> _DATA FOR THIS EXERCISE_
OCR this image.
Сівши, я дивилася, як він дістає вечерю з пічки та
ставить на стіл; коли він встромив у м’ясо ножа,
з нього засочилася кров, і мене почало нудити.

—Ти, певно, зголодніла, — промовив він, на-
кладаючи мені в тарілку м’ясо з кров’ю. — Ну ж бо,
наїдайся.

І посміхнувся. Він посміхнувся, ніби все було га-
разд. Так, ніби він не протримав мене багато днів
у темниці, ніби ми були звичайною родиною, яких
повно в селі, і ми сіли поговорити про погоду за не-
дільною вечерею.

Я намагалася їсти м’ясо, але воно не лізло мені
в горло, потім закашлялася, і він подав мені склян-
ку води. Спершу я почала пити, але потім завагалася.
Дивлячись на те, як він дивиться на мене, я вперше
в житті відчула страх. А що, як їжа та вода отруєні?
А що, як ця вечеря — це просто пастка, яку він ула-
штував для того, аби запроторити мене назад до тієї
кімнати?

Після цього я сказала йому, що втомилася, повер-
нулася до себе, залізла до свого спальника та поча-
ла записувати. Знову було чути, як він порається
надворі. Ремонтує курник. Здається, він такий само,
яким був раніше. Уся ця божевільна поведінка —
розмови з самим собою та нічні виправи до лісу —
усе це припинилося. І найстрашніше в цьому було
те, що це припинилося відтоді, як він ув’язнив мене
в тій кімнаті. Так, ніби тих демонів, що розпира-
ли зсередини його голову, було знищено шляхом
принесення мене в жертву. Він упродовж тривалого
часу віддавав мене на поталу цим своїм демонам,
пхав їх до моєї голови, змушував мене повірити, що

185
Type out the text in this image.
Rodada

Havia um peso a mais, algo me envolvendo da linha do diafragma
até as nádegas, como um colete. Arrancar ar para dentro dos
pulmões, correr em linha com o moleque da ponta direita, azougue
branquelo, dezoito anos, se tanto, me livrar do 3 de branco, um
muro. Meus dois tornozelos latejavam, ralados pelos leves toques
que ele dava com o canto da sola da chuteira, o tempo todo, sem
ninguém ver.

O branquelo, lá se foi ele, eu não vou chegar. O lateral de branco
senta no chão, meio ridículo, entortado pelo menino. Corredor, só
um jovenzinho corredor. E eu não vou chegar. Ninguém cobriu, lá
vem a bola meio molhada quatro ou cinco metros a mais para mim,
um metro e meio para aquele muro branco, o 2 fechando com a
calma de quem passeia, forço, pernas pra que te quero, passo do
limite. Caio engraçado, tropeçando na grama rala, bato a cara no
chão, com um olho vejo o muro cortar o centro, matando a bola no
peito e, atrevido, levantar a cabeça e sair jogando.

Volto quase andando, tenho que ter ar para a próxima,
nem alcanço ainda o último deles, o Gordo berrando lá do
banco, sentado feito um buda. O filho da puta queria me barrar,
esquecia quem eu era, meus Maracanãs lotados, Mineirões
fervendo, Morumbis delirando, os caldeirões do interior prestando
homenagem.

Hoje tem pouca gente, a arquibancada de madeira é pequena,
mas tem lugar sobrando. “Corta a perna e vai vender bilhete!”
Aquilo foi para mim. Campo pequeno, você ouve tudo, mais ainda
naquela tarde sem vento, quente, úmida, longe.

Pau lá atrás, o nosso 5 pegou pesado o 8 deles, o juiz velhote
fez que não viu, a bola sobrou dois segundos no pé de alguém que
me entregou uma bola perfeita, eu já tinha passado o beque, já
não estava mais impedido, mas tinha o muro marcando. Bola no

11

> _TASK INSTRUCTIONS_
Return every entry verbatim.

> _CORRECT OUTPUT_
OCR this image.
Сівши, я дивилася, як він дістає вечерю з пічки та
ставить на стіл; коли він встромив у м’ясо ножа,
з нього засочилася кров, і мене почало нудити.

—Ти, певно, зголодніла, — промовив він, на-
кладаючи мені в тарілку м’ясо з кров’ю. — Ну ж бо,
наїдайся.

І посміхнувся. Він посміхнувся, ніби все було га-
разд. Так, ніби він не протримав мене багато днів
у темниці, ніби ми були звичайною родиною, яких
повно в селі, і ми сіли поговорити про погоду за не-
дільною вечерею.

Я намагалася їсти м’ясо, але воно не лізло мені
в горло, потім закашлялася, і він подав мені склян-
ку води. Спершу я почала пити, але потім завагалася.
Дивлячись на те, як він дивиться на мене, я вперше
в житті відчула страх. А що, як їжа та вода отруєні?
А що, як ця вечеря — це просто пастка, яку він ула-
штував для того, аби запроторити мене назад до тієї
кімнати?

Після цього я сказала йому, що втомилася, повер-
нулася до себе, залізла до свого спальника та поча-
ла записувати. Знову було чути, як він порається
надворі. Ремонтує курник. Здається, він такий само,
яким був раніше. Уся ця божевільна поведінка —
розмови з самим собою та нічні виправи до лісу —
усе це припинилося. І найстрашніше в цьому було
те, що це припинилося відтоді, як він ув’язнив мене
в тій кімнаті. Так, ніби тих демонів, що розпира-
ли зсередини його голову, було знищено шляхом
принесення мене в жертву. Він упродовж тривалого
часу віддавав мене на поталу цим своїм демонам,
пхав їх до моєї голови, змушував мене повірити, що

185
Type out the text in this image.
Rodada

Havia um peso a mais, algo me envolvendo da linha do diafragma
até as nádegas, como um colete. Arrancar ar para dentro dos
pulmões, correr em linha com o moleque da ponta direita, azougue
branquelo, dezoito anos, se tanto, me livrar do 3 de branco, um
muro. Meus dois tornozelos latejavam, ralados pelos leves toques
que ele dava com o canto da sola da chuteira, o tempo todo, sem
ninguém ver.

O branquelo, lá se foi ele, eu não vou chegar. O lateral de branco
senta no chão, meio ridículo, entortado pelo menino. Corredor, só
um jovenzinho corredor. E eu não vou chegar. Ninguém cobriu, lá
vem a bola meio molhada quatro ou cinco metros a mais para mim,
um metro e meio para aquele muro branco, o 2 fechando com a
calma de quem passeia, forço, pernas pra que te quero, passo do
limite. Caio engraçado, tropeçando na grama rala, bato a cara no
chão, com um olho vejo o muro cortar o centro, matando a bola no
peito e, atrevido, levantar a cabeça e sair jogando.

Volto quase andando, tenho que ter ar para a próxima,
nem alcanço ainda o último deles, o Gordo berrando lá do
banco, sentado feito um buda. O filho da puta queria me barrar,
esquecia quem eu era, meus Maracanãs lotados, Mineirões
fervendo, Morumbis delirando, os caldeirões do interior prestando
homenagem.

Hoje tem pouca gente, a arquibancada de madeira é pequena,
mas tem lugar sobrando. “Corta a perna e vai vender bilhete!”
Aquilo foi para mim. Campo pequeno, você ouve tudo, mais ainda
naquela tarde sem vento, quente, úmida, longe.

Pau lá atrás, o nosso 5 pegou pesado o 8 deles, o juiz velhote
fez que não viu, a bola sobrou dois segundos no pé de alguém que
me entregou uma bola perfeita, eu já tinha passado o beque, já
não estava mais impedido, mas tinha o muro marcando. Bola no

11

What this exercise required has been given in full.